#### PROBLEM DESCRIPTION:
Reproduce the entries verbatim, from the first line through the line containing "pager-gap: .. (172, 302, 180, 316)", with both ends included.

* BEGIN RECORDS FOR PROCESSING *

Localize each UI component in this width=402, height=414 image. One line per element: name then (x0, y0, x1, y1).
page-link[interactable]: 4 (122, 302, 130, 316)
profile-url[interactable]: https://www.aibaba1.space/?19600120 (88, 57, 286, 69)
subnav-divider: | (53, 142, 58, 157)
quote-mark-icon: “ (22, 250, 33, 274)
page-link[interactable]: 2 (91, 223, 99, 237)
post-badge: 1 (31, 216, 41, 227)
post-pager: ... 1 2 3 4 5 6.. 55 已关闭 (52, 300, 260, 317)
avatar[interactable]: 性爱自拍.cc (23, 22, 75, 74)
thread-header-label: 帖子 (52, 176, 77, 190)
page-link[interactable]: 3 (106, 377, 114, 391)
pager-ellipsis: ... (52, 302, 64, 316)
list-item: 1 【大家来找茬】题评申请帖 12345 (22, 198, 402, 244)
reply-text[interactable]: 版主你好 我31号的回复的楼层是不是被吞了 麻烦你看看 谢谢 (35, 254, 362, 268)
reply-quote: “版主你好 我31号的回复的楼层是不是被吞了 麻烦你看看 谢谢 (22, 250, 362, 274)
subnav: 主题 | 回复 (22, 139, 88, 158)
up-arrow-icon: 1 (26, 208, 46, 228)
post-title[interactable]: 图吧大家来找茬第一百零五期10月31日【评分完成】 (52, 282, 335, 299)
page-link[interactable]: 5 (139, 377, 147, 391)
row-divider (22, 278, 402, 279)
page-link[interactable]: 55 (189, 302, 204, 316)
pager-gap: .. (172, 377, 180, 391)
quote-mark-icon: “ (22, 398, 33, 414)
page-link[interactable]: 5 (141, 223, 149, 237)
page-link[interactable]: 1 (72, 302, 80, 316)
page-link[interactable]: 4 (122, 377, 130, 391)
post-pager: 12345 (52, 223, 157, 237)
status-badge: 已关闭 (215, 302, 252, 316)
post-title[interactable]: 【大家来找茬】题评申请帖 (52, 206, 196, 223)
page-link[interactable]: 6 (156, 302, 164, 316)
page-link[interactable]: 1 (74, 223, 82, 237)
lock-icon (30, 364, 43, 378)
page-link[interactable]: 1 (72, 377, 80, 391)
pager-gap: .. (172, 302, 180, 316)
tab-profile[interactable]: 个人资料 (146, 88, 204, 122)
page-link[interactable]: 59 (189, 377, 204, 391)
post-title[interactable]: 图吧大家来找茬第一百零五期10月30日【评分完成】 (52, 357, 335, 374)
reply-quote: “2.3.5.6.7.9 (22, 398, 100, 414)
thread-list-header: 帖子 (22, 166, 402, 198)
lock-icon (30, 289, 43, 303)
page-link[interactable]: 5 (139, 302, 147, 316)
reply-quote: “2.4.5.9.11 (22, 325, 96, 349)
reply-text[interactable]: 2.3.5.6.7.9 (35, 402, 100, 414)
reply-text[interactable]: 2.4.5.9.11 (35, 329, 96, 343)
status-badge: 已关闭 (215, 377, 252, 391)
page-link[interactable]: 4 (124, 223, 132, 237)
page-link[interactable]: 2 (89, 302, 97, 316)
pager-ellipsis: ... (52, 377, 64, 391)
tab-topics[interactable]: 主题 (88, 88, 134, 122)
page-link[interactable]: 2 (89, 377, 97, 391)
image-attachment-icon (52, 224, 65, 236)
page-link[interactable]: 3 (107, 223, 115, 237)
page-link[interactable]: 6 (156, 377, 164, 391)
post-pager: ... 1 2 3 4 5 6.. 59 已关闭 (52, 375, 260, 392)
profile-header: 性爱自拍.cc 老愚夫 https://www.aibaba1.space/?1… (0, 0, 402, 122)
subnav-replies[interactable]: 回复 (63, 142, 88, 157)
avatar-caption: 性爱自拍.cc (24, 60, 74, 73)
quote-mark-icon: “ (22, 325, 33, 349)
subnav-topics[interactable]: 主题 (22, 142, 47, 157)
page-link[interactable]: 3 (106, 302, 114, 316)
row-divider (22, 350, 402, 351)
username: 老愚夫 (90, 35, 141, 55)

* END RECORDS FOR PROCESSING *

#### REPLY TO THE TASK:
Localize each UI component in this width=402, height=414 image. One line per element: name then (x0, y0, x1, y1).
page-link[interactable]: 4 (122, 302, 130, 316)
profile-url[interactable]: https://www.aibaba1.space/?19600120 (88, 57, 286, 69)
subnav-divider: | (53, 142, 58, 157)
quote-mark-icon: “ (22, 250, 33, 274)
page-link[interactable]: 2 (91, 223, 99, 237)
post-badge: 1 (31, 216, 41, 227)
post-pager: ... 1 2 3 4 5 6.. 55 已关闭 (52, 300, 260, 317)
avatar[interactable]: 性爱自拍.cc (23, 22, 75, 74)
thread-header-label: 帖子 (52, 176, 77, 190)
page-link[interactable]: 3 (106, 377, 114, 391)
pager-ellipsis: ... (52, 302, 64, 316)
list-item: 1 【大家来找茬】题评申请帖 12345 (22, 198, 402, 244)
reply-text[interactable]: 版主你好 我31号的回复的楼层是不是被吞了 麻烦你看看 谢谢 (35, 254, 362, 268)
reply-quote: “版主你好 我31号的回复的楼层是不是被吞了 麻烦你看看 谢谢 (22, 250, 362, 274)
subnav: 主题 | 回复 (22, 139, 88, 158)
up-arrow-icon: 1 (26, 208, 46, 228)
post-title[interactable]: 图吧大家来找茬第一百零五期10月31日【评分完成】 (52, 282, 335, 299)
page-link[interactable]: 5 (139, 377, 147, 391)
row-divider (22, 278, 402, 279)
page-link[interactable]: 55 (189, 302, 204, 316)
pager-gap: .. (172, 377, 180, 391)
quote-mark-icon: “ (22, 398, 33, 414)
page-link[interactable]: 5 (141, 223, 149, 237)
page-link[interactable]: 1 (72, 302, 80, 316)
page-link[interactable]: 4 (122, 377, 130, 391)
post-pager: 12345 (52, 223, 157, 237)
status-badge: 已关闭 (215, 302, 252, 316)
post-title[interactable]: 【大家来找茬】题评申请帖 (52, 206, 196, 223)
page-link[interactable]: 6 (156, 302, 164, 316)
page-link[interactable]: 1 (74, 223, 82, 237)
lock-icon (30, 364, 43, 378)
page-link[interactable]: 1 (72, 377, 80, 391)
pager-gap: .. (172, 302, 180, 316)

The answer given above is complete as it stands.